STATED GOAL
Reproduce all the entries exactly and keep the pictures out.

begin EXERCISE MATERIAL

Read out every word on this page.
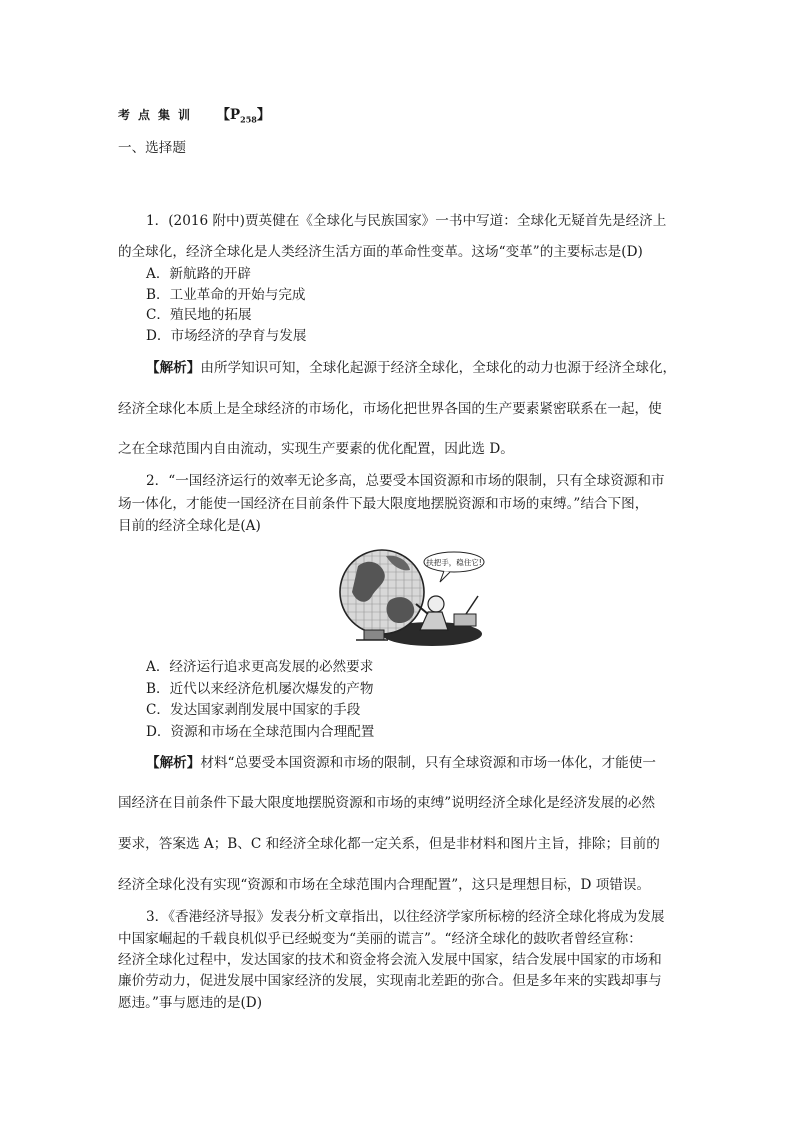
考点集训 【$P_{258}$】
一、选择题
1．(2016 附中)贾英健在《全球化与民族国家》一书中写道：全球化无疑首先是经济上
的全球化，经济全球化是人类经济生活方面的革命性变革。这场“变革”的主要标志是(D)
A．新航路的开辟
B．工业革命的开始与完成
C．殖民地的拓展
D．市场经济的孕育与发展
【解析】由所学知识可知，全球化起源于经济全球化，全球化的动力也源于经济全球化，
经济全球化本质上是全球经济的市场化，市场化把世界各国的生产要素紧密联系在一起，使
之在全球范围内自由流动，实现生产要素的优化配置，因此选 D。
2．“一国经济运行的效率无论多高，总要受本国资源和市场的限制，只有全球资源和市
场一体化，才能使一国经济在目前条件下最大限度地摆脱资源和市场的束缚。”结合下图，
目前的经济全球化是(A)
扶把手，稳住它!
A．经济运行追求更高发展的必然要求
B．近代以来经济危机屡次爆发的产物
C．发达国家剥削发展中国家的手段
D．资源和市场在全球范围内合理配置
【解析】材料“总要受本国资源和市场的限制，只有全球资源和市场一体化，才能使一
国经济在目前条件下最大限度地摆脱资源和市场的束缚”说明经济全球化是经济发展的必然
要求，答案选 A；B、C 和经济全球化都一定关系，但是非材料和图片主旨，排除；目前的
经济全球化没有实现“资源和市场在全球范围内合理配置”，这只是理想目标，D 项错误。
3．《香港经济导报》发表分析文章指出，以往经济学家所标榜的经济全球化将成为发展
中国家崛起的千载良机似乎已经蜕变为“美丽的谎言”。“经济全球化的鼓吹者曾经宣称：
经济全球化过程中，发达国家的技术和资金将会流入发展中国家，结合发展中国家的市场和
廉价劳动力，促进发展中国家经济的发展，实现南北差距的弥合。但是多年来的实践却事与
愿违。”事与愿违的是(D)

end EXERCISE MATERIAL

EXERCISE RESPONSE
Read out every word on this page.
考点集训 【$P_{258}$】
一、选择题
1．(2016 附中)贾英健在《全球化与民族国家》一书中写道：全球化无疑首先是经济上
的全球化，经济全球化是人类经济生活方面的革命性变革。这场“变革”的主要标志是(D)
A．新航路的开辟
B．工业革命的开始与完成
C．殖民地的拓展
D．市场经济的孕育与发展
【解析】由所学知识可知，全球化起源于经济全球化，全球化的动力也源于经济全球化，
经济全球化本质上是全球经济的市场化，市场化把世界各国的生产要素紧密联系在一起，使
之在全球范围内自由流动，实现生产要素的优化配置，因此选 D。
2．“一国经济运行的效率无论多高，总要受本国资源和市场的限制，只有全球资源和市
场一体化，才能使一国经济在目前条件下最大限度地摆脱资源和市场的束缚。”结合下图，
目前的经济全球化是(A)
扶把手，稳住它!
A．经济运行追求更高发展的必然要求
B．近代以来经济危机屡次爆发的产物
C．发达国家剥削发展中国家的手段
D．资源和市场在全球范围内合理配置
【解析】材料“总要受本国资源和市场的限制，只有全球资源和市场一体化，才能使一
国经济在目前条件下最大限度地摆脱资源和市场的束缚”说明经济全球化是经济发展的必然
要求，答案选 A；B、C 和经济全球化都一定关系，但是非材料和图片主旨，排除；目前的
经济全球化没有实现“资源和市场在全球范围内合理配置”，这只是理想目标，D 项错误。
3．《香港经济导报》发表分析文章指出，以往经济学家所标榜的经济全球化将成为发展
中国家崛起的千载良机似乎已经蜕变为“美丽的谎言”。“经济全球化的鼓吹者曾经宣称：
经济全球化过程中，发达国家的技术和资金将会流入发展中国家，结合发展中国家的市场和
廉价劳动力，促进发展中国家经济的发展，实现南北差距的弥合。但是多年来的实践却事与
愿违。”事与愿违的是(D)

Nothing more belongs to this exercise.